◆ MATERIAL SUPPLIED:
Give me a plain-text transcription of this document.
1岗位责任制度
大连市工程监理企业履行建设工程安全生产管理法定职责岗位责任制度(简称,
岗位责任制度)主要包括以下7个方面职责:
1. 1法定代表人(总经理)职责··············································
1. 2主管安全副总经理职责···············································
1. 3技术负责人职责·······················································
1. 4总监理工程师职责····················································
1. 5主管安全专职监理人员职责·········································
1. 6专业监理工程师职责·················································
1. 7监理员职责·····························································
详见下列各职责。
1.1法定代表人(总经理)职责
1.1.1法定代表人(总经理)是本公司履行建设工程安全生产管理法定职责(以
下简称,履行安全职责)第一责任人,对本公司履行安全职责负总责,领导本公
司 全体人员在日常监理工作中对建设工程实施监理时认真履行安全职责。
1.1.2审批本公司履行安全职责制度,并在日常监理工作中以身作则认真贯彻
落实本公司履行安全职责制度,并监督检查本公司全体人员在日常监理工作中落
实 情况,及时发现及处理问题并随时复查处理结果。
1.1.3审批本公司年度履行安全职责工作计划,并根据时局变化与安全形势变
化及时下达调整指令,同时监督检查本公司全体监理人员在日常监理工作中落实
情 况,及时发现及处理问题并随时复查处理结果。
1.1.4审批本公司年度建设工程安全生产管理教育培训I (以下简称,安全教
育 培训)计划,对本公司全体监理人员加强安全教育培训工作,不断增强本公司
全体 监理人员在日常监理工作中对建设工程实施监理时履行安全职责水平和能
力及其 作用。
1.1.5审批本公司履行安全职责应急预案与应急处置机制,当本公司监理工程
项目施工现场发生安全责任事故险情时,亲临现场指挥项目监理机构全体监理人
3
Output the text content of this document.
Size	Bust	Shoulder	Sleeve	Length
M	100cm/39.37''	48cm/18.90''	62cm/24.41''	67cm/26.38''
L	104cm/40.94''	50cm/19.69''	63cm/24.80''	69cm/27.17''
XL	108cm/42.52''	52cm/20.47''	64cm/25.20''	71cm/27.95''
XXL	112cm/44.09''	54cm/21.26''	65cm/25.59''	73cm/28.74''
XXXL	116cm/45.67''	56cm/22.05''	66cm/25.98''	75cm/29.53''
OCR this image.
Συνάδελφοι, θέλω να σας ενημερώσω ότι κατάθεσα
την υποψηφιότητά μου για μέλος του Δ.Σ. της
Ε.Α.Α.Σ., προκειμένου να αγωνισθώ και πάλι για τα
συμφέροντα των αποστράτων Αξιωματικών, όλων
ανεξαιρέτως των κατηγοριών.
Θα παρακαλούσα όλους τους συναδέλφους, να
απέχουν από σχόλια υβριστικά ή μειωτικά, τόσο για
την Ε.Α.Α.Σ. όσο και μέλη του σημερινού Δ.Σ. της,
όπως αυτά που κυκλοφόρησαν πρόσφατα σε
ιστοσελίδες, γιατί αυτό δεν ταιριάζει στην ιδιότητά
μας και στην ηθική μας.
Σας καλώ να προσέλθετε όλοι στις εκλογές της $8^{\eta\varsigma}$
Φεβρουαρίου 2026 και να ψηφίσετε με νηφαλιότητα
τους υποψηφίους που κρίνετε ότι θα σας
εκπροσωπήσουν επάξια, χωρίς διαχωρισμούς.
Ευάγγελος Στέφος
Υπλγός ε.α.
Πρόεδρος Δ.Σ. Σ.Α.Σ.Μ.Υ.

◆ WHAT THE EXERCISE ASKS: Which lines hold the string "this"? List them all.

◆ OUTPUT BELOW:
Give me a plain-text transcription of this document.
Output the text content of this document.
OCR this image.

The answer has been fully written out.